## begin Data excerpts

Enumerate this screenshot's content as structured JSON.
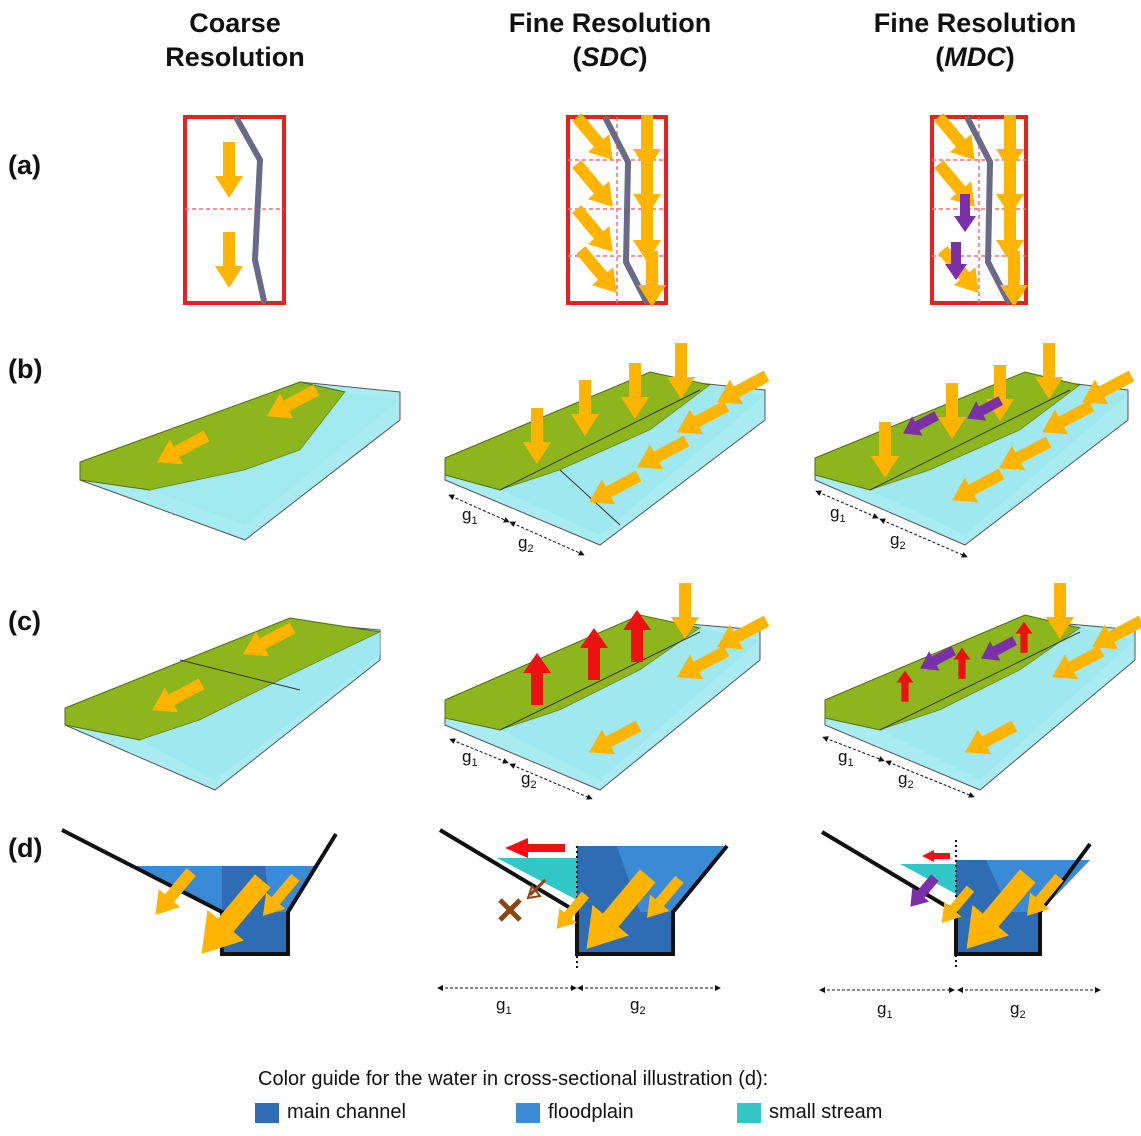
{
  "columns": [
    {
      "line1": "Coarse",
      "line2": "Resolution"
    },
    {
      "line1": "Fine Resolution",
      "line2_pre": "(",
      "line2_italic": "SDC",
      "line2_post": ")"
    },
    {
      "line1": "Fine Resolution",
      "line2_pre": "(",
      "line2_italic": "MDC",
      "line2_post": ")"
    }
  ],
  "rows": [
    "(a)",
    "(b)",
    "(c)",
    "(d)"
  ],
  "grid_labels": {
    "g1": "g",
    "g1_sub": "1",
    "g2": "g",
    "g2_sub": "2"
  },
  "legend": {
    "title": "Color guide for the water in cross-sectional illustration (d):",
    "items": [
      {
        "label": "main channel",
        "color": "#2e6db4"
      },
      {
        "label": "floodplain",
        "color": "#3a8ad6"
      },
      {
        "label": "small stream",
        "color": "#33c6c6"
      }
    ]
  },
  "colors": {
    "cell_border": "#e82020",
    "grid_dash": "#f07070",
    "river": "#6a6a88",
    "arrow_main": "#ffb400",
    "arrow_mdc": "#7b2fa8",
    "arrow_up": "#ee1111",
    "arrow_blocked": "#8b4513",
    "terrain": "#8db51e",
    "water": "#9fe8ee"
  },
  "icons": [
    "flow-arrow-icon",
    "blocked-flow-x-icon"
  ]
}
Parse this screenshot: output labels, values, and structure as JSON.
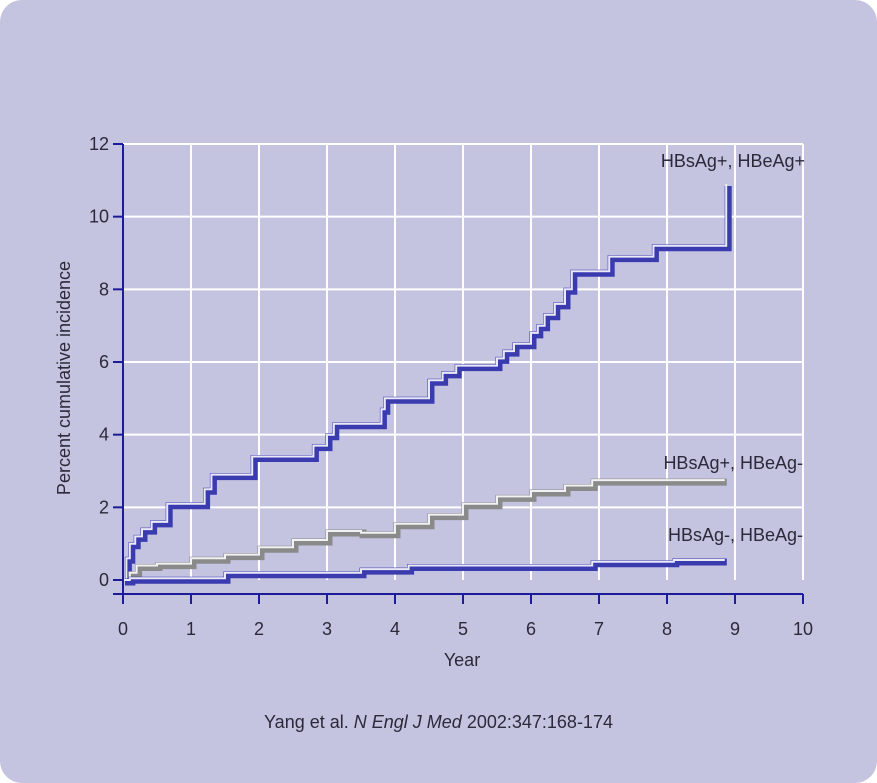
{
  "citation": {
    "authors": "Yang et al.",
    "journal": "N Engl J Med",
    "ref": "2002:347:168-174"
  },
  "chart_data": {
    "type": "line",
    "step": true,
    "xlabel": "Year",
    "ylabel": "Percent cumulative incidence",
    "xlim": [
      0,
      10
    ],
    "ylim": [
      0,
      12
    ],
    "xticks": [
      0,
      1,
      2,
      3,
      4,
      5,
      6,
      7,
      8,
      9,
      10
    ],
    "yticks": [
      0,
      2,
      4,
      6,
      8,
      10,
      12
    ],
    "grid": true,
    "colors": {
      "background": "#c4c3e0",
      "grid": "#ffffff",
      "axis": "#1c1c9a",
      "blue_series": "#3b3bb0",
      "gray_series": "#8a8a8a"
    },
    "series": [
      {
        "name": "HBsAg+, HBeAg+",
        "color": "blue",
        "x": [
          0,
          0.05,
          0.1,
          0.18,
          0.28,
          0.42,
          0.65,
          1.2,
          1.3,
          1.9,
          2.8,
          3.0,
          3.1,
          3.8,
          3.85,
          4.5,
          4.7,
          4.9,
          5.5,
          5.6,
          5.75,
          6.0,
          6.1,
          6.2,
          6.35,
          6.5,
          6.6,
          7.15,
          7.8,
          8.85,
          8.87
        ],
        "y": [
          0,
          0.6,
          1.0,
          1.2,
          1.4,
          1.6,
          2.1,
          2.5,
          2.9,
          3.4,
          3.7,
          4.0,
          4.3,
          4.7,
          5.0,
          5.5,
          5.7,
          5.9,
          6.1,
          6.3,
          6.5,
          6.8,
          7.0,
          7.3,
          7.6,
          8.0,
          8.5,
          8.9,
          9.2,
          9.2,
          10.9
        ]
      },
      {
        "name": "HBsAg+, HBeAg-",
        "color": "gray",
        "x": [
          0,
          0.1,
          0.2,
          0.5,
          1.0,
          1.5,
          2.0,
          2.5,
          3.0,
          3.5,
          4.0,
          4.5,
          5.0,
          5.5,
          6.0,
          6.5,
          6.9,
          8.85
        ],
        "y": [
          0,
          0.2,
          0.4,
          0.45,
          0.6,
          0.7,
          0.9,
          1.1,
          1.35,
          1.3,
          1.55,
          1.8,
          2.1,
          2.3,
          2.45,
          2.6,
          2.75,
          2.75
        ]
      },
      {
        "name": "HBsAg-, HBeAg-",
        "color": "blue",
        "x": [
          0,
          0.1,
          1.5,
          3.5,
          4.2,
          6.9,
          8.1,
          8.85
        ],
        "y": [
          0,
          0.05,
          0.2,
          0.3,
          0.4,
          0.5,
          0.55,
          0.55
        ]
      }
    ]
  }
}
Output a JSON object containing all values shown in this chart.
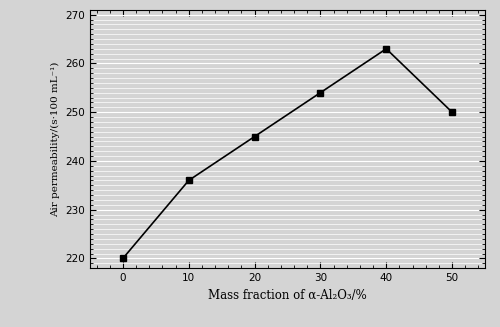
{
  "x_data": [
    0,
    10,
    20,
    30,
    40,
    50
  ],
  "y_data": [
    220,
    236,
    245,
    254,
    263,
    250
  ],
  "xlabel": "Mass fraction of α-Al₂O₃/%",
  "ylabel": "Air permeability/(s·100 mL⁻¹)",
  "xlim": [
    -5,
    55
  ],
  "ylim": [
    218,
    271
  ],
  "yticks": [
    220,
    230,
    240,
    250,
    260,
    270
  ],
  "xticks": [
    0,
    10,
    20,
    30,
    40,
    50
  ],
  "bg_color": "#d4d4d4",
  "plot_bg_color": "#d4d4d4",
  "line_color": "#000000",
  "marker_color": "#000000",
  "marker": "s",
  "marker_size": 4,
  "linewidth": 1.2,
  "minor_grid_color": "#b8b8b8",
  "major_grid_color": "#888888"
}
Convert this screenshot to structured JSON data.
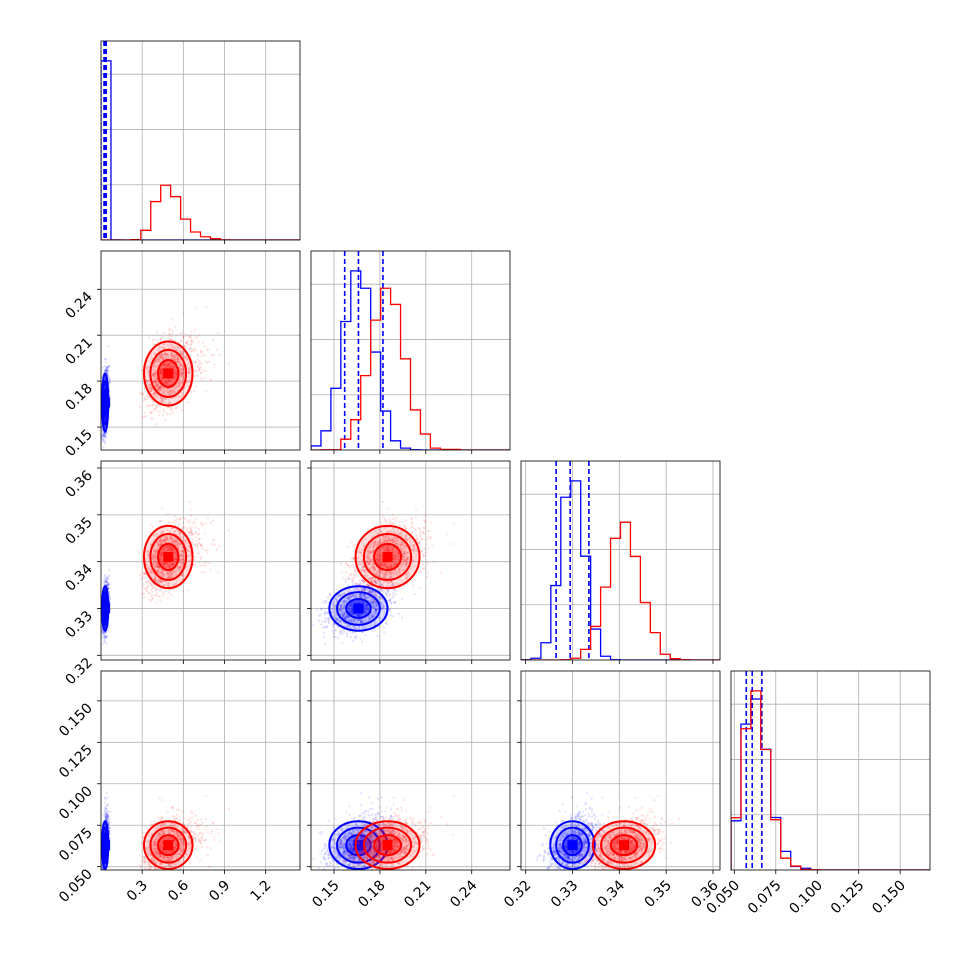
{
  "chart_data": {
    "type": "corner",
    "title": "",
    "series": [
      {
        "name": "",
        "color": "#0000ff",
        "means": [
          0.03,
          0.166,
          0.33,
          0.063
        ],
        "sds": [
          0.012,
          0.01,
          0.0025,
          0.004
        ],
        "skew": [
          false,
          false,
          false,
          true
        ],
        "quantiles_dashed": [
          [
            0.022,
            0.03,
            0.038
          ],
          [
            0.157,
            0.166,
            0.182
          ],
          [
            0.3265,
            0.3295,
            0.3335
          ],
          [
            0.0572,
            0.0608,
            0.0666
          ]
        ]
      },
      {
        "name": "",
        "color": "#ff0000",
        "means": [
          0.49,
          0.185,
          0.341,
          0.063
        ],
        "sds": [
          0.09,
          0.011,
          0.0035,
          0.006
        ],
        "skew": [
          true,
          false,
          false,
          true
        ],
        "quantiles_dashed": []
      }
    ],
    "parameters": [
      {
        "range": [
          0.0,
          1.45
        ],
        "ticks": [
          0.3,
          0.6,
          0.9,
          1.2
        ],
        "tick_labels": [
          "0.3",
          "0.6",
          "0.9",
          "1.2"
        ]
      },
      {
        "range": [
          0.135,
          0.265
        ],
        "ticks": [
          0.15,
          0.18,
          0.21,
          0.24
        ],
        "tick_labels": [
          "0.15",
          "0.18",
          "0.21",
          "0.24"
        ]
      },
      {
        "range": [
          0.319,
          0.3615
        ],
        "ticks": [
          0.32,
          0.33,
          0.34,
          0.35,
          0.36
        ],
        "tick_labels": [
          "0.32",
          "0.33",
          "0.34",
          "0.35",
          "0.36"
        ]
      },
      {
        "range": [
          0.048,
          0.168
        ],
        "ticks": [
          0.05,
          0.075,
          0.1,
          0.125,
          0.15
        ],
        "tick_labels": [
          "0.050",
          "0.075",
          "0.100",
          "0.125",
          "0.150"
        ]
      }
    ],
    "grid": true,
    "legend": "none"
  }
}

## end Data excerpts

• [What you have to do] Using the listing above, locate the lines that hold "water" and copy each one.

• [Task answer]
    "title": "Color guide for the water in cross-sectional illustration (d):",
    "water": "#9fe8ee"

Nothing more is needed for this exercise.